───── STORED RECORDS ─────
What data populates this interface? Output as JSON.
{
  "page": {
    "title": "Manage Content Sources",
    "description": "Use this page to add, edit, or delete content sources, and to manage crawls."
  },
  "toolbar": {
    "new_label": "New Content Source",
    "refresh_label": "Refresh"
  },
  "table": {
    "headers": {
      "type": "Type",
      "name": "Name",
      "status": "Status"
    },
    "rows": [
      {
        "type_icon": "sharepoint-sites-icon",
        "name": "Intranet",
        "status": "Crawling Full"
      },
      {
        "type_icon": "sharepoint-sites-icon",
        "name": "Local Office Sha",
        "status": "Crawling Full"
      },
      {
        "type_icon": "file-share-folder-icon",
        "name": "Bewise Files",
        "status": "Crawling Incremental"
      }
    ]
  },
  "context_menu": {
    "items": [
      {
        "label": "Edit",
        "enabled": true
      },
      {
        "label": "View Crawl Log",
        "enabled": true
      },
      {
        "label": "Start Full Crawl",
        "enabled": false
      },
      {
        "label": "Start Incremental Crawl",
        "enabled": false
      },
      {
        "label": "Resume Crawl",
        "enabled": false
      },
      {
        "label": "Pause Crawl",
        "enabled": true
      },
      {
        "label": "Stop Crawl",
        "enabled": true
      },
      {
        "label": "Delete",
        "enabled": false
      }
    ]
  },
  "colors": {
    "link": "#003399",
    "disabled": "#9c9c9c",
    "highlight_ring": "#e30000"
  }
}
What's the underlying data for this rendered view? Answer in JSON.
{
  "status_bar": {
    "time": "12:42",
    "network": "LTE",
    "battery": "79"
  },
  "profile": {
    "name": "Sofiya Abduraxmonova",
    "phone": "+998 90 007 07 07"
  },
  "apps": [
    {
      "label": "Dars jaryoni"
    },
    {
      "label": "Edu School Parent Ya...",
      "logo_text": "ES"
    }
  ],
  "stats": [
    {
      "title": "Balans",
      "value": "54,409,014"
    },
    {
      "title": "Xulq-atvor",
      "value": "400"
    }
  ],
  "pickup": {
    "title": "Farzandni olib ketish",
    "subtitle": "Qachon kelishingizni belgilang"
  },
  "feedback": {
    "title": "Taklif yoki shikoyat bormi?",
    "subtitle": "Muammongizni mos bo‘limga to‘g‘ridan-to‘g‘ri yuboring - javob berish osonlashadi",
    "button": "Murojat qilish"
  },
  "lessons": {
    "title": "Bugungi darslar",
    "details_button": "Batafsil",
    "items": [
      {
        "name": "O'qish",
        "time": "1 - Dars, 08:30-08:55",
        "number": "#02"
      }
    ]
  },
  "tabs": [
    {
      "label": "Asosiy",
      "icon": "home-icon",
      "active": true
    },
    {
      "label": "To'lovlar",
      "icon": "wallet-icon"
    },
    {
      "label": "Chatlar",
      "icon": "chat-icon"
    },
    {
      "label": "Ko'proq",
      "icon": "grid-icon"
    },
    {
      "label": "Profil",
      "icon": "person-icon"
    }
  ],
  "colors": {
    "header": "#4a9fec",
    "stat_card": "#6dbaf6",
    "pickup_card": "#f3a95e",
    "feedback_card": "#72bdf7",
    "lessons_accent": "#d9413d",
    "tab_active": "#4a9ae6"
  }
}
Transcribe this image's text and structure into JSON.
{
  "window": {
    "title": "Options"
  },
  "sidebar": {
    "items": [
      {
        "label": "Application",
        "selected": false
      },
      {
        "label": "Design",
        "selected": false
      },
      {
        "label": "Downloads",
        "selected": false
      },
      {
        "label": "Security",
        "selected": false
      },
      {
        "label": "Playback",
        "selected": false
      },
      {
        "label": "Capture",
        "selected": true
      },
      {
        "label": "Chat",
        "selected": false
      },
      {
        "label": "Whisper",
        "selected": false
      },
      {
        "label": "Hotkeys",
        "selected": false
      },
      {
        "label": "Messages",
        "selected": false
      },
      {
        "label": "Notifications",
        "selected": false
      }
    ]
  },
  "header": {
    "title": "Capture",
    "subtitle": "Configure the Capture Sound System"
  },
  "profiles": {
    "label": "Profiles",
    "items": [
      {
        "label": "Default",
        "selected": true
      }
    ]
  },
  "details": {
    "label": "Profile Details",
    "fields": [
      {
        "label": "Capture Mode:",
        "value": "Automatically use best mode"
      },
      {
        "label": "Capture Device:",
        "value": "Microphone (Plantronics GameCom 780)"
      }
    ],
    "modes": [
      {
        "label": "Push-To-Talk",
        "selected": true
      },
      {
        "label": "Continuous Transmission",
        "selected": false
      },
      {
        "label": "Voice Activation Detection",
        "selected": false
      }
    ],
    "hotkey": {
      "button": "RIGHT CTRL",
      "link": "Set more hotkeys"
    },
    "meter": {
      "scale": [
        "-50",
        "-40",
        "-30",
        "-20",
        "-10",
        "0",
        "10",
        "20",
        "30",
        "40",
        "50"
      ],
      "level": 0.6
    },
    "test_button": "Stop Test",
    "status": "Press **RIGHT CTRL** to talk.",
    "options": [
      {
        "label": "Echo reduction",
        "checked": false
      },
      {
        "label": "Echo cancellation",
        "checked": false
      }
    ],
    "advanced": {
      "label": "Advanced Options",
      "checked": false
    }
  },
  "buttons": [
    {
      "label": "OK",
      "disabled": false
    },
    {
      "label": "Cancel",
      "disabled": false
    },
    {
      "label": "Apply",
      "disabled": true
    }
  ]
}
─────
§ WRITTEN EXERCISE
Restate the whole listing exactly, leaving out nothing.

§ TASK OUTPUT
What data populates this interface? Output as JSON.
{
  "page": {
    "title": "Manage Content Sources",
    "description": "Use this page to add, edit, or delete content sources, and to manage crawls."
  },
  "toolbar": {
    "new_label": "New Content Source",
    "refresh_label": "Refresh"
  },
  "table": {
    "headers": {
      "type": "Type",
      "name": "Name",
      "status": "Status"
    },
    "rows": [
      {
        "type_icon": "sharepoint-sites-icon",
        "name": "Intranet",
        "status": "Crawling Full"
      },
      {
        "type_icon": "sharepoint-sites-icon",
        "name": "Local Office Sha",
        "status": "Crawling Full"
      },
      {
        "type_icon": "file-share-folder-icon",
        "name": "Bewise Files",
        "status": "Crawling Incremental"
      }
    ]
  },
  "context_menu": {
    "items": [
      {
        "label": "Edit",
        "enabled": true
      },
      {
        "label": "View Crawl Log",
        "enabled": true
      },
      {
        "label": "Start Full Crawl",
        "enabled": false
      },
      {
        "label": "Start Incremental Crawl",
        "enabled": false
      },
      {
        "label": "Resume Crawl",
        "enabled": false
      },
      {
        "label": "Pause Crawl",
        "enabled": true
      },
      {
        "label": "Stop Crawl",
        "enabled": true
      },
      {
        "label": "Delete",
        "enabled": false
      }
    ]
  },
  "colors": {
    "link": "#003399",
    "disabled": "#9c9c9c",
    "highlight_ring": "#e30000"
  }
}
What's the underlying data for this rendered view? Answer in JSON.
{
  "status_bar": {
    "time": "12:42",
    "network": "LTE",
    "battery": "79"
  },
  "profile": {
    "name": "Sofiya Abduraxmonova",
    "phone": "+998 90 007 07 07"
  },
  "apps": [
    {
      "label": "Dars jaryoni"
    },
    {
      "label": "Edu School Parent Ya...",
      "logo_text": "ES"
    }
  ],
  "stats": [
    {
      "title": "Balans",
      "value": "54,409,014"
    },
    {
      "title": "Xulq-atvor",
      "value": "400"
    }
  ],
  "pickup": {
    "title": "Farzandni olib ketish",
    "subtitle": "Qachon kelishingizni belgilang"
  },
  "feedback": {
    "title": "Taklif yoki shikoyat bormi?",
    "subtitle": "Muammongizni mos bo‘limga to‘g‘ridan-to‘g‘ri yuboring - javob berish osonlashadi",
    "button": "Murojat qilish"
  },
  "lessons": {
    "title": "Bugungi darslar",
    "details_button": "Batafsil",
    "items": [
      {
        "name": "O'qish",
        "time": "1 - Dars, 08:30-08:55",
        "number": "#02"
      }
    ]
  },
  "tabs": [
    {
      "label": "Asosiy",
      "icon": "home-icon",
      "active": true
    },
    {
      "label": "To'lovlar",
      "icon": "wallet-icon"
    },
    {
      "label": "Chatlar",
      "icon": "chat-icon"
    },
    {
      "label": "Ko'proq",
      "icon": "grid-icon"
    },
    {
      "label": "Profil",
      "icon": "person-icon"
    }
  ],
  "colors": {
    "header": "#4a9fec",
    "stat_card": "#6dbaf6",
    "pickup_card": "#f3a95e",
    "feedback_card": "#72bdf7",
    "lessons_accent": "#d9413d",
    "tab_active": "#4a9ae6"
  }
}
Transcribe this image's text and structure into JSON.
{
  "window": {
    "title": "Options"
  },
  "sidebar": {
    "items": [
      {
        "label": "Application",
        "selected": false
      },
      {
        "label": "Design",
        "selected": false
      },
      {
        "label": "Downloads",
        "selected": false
      },
      {
        "label": "Security",
        "selected": false
      },
      {
        "label": "Playback",
        "selected": false
      },
      {
        "label": "Capture",
        "selected": true
      },
      {
        "label": "Chat",
        "selected": false
      },
      {
        "label": "Whisper",
        "selected": false
      },
      {
        "label": "Hotkeys",
        "selected": false
      },
      {
        "label": "Messages",
        "selected": false
      },
      {
        "label": "Notifications",
        "selected": false
      }
    ]
  },
  "header": {
    "title": "Capture",
    "subtitle": "Configure the Capture Sound System"
  },
  "profiles": {
    "label": "Profiles",
    "items": [
      {
        "label": "Default",
        "selected": true
      }
    ]
  },
  "details": {
    "label": "Profile Details",
    "fields": [
      {
        "label": "Capture Mode:",
        "value": "Automatically use best mode"
      },
      {
        "label": "Capture Device:",
        "value": "Microphone (Plantronics GameCom 780)"
      }
    ],
    "modes": [
      {
        "label": "Push-To-Talk",
        "selected": true
      },
      {
        "label": "Continuous Transmission",
        "selected": false
      },
      {
        "label": "Voice Activation Detection",
        "selected": false
      }
    ],
    "hotkey": {
      "button": "RIGHT CTRL",
      "link": "Set more hotkeys"
    },
    "meter": {
      "scale": [
        "-50",
        "-40",
        "-30",
        "-20",
        "-10",
        "0",
        "10",
        "20",
        "30",
        "40",
        "50"
      ],
      "level": 0.6
    },
    "test_button": "Stop Test",
    "status": "Press **RIGHT CTRL** to talk.",
    "options": [
      {
        "label": "Echo reduction",
        "checked": false
      },
      {
        "label": "Echo cancellation",
        "checked": false
      }
    ],
    "advanced": {
      "label": "Advanced Options",
      "checked": false
    }
  },
  "buttons": [
    {
      "label": "OK",
      "disabled": false
    },
    {
      "label": "Cancel",
      "disabled": false
    },
    {
      "label": "Apply",
      "disabled": true
    }
  ]
}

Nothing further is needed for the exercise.